→ **Passage given**:
· · ·

The Do Good Fund: Brought to Light
Looking at Slow Exposure Exhibitions…
An exhibition that was one of the highlights of the SlowExposures Festival was Brought to Light, presented by the Do Good Fund at the Whiskey Bonding Barn and curated by Constance Lewis. Today we are showing select images from the exhibition and the collection, but the entire collection will be on exhibit at the Lamar Dodd Art Center at LaGrange College, LaGrange, GA October 6-December 19, 2014. President Alan Rothschild is a terrific ambassador to Southern photography and I thought I would ask him a few questions about the Do Good Fund.
The Do Good Fund, Inc. is a public charity based in Columbus, Georgia. Since its founding in 2012, the Fund has focused on building a museum-quality collection of contemporary Southern photography, including works by emerging photographers.Do Good’s mission is to make these works broadly accessible through regional museums, nonprofit galleries and nontraditional venues, and to encourage complimentary, community-based programming to accompany each exhibition.
Tell us a little bit about your background and what brought you to your interest in photography.

· · ·

→ **Tasks**:
1) In the passage on the Do Good Fund, what city is the charity based in?
2) Write out the stretch of the passage on the Do Good Fund from "The Do Good Fund: Brought" through "Do Good Fund.".
You won't need the items.

· · ·

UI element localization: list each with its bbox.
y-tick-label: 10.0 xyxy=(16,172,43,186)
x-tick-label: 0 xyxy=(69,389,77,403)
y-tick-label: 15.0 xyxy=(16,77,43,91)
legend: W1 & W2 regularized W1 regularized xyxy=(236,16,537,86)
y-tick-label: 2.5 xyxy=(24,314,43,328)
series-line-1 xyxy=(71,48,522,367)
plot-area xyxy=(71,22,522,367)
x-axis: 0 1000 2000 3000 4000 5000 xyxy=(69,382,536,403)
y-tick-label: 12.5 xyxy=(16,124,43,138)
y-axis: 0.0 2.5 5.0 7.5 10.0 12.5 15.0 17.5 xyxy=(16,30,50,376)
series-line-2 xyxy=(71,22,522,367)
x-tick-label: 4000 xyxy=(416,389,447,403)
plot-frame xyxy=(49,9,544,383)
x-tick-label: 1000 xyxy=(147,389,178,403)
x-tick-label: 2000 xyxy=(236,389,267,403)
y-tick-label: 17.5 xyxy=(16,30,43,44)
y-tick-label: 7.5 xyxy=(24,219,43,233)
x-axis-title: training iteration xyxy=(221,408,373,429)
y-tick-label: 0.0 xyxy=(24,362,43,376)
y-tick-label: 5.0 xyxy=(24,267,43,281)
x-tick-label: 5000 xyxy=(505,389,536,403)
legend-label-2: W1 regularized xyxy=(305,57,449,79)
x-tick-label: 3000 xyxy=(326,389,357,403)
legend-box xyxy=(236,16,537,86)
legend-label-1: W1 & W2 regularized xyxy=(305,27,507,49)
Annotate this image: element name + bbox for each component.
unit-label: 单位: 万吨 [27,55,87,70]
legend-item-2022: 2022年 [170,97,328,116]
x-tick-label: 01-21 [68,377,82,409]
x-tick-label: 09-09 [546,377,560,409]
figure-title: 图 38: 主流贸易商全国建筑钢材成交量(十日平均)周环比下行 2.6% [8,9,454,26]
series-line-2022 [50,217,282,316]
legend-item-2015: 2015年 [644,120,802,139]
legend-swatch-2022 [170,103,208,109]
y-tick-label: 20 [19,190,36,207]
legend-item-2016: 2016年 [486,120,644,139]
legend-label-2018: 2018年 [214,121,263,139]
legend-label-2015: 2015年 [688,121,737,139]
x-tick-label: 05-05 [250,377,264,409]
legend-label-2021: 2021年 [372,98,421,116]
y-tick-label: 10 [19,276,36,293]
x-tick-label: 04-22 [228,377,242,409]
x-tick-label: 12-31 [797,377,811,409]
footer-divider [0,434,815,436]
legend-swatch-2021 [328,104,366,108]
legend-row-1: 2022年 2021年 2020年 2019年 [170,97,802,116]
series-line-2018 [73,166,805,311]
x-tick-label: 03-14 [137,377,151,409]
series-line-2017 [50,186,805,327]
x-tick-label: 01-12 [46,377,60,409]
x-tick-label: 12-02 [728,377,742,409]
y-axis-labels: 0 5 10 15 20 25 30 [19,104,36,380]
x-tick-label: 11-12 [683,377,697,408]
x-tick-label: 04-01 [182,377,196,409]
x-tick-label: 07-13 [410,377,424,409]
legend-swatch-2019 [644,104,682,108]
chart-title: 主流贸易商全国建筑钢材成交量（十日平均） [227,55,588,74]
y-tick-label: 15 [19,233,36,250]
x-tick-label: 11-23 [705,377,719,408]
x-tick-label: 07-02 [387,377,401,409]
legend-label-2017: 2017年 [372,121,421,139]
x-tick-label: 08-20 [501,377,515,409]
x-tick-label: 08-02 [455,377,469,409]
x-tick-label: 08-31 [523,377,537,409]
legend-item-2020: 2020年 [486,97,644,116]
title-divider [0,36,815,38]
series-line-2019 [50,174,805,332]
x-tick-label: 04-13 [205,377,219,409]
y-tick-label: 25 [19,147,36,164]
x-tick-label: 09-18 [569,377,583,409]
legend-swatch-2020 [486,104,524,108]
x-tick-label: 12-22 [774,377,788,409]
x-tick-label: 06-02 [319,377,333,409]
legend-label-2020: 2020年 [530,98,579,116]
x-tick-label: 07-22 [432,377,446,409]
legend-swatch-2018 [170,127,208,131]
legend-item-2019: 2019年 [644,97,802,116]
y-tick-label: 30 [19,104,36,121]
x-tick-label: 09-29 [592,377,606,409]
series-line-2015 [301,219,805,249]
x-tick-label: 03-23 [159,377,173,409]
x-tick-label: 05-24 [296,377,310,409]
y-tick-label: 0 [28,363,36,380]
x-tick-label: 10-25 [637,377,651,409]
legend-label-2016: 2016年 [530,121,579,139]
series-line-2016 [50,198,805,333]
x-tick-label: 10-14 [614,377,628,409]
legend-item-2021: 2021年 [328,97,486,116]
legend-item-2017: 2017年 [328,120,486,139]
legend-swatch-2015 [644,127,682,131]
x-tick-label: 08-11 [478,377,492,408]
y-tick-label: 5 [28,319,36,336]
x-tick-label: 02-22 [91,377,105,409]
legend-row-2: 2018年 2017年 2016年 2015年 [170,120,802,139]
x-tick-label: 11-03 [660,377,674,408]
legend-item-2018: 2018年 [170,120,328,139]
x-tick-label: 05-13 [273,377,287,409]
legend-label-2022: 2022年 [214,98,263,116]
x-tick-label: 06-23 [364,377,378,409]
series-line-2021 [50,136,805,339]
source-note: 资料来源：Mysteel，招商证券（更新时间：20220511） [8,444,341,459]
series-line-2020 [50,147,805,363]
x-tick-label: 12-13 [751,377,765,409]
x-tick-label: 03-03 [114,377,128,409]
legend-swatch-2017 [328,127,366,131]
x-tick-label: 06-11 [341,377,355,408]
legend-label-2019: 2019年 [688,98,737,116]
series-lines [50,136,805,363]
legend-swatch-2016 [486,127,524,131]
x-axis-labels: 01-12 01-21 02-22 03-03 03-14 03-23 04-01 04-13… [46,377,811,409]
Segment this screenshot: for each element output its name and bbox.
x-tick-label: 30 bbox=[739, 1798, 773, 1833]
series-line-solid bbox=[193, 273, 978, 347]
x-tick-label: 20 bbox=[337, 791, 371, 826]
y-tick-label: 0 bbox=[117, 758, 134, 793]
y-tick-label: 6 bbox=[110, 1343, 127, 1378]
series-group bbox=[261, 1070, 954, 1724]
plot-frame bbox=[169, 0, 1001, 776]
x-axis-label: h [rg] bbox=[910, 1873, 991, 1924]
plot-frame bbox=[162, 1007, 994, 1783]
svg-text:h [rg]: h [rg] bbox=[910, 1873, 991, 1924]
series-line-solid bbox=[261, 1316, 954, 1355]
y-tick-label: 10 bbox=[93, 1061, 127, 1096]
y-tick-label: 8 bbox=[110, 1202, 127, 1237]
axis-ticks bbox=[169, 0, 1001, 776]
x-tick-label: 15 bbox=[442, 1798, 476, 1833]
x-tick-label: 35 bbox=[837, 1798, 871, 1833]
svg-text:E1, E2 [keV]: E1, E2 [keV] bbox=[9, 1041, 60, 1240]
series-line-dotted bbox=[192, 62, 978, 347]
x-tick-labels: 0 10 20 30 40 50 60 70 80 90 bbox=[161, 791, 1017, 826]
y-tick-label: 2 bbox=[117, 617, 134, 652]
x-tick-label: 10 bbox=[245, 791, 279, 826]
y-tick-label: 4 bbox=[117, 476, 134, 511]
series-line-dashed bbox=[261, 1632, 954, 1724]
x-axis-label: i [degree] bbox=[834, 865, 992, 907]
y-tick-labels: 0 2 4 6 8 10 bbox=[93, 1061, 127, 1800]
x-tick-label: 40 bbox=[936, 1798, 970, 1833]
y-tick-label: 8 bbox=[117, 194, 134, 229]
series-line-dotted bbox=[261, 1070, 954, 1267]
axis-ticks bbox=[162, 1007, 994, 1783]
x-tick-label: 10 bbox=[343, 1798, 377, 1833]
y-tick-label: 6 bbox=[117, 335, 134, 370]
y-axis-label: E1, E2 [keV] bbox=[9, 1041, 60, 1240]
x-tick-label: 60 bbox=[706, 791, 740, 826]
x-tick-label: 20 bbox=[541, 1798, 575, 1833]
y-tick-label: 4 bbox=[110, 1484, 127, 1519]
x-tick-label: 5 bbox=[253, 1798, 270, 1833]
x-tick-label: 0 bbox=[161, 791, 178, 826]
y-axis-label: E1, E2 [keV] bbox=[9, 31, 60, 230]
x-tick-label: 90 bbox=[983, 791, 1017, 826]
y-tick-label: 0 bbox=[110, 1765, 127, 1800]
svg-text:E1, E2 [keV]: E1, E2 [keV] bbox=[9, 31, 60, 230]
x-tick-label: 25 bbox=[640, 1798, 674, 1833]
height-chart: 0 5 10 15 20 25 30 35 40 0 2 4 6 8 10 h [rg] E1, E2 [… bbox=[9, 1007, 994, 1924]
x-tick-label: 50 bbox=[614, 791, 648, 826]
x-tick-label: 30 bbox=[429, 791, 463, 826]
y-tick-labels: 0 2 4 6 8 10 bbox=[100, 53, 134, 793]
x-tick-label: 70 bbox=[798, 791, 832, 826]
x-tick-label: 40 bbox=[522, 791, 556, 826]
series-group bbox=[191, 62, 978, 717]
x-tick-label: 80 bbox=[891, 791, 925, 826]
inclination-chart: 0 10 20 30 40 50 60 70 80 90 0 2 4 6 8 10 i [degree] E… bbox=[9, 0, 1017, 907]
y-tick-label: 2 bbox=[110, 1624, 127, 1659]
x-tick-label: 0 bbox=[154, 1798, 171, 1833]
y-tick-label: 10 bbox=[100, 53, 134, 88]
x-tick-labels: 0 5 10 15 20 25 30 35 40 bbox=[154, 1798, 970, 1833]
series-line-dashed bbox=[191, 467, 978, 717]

· · ·

→ **Results by task**:
1) Columbus, Georgia

2)
The Do Good Fund: Brought to Light
Looking at Slow Exposure Exhibitions…
An exhibition that was one of the highlights of the SlowExposures Festival was Brought to Light, presented by the Do Good Fund at the Whiskey Bonding Barn and curated by Constance Lewis. Today we are showing select images from the exhibition and the collection, but the entire collection will be on exhibit at the Lamar Dodd Art Center at LaGrange College, LaGrange, GA October 6-December 19, 2014. President Alan Rothschild is a terrific ambassador to Southern photography and I thought I would ask him a few questions about the Do Good Fund.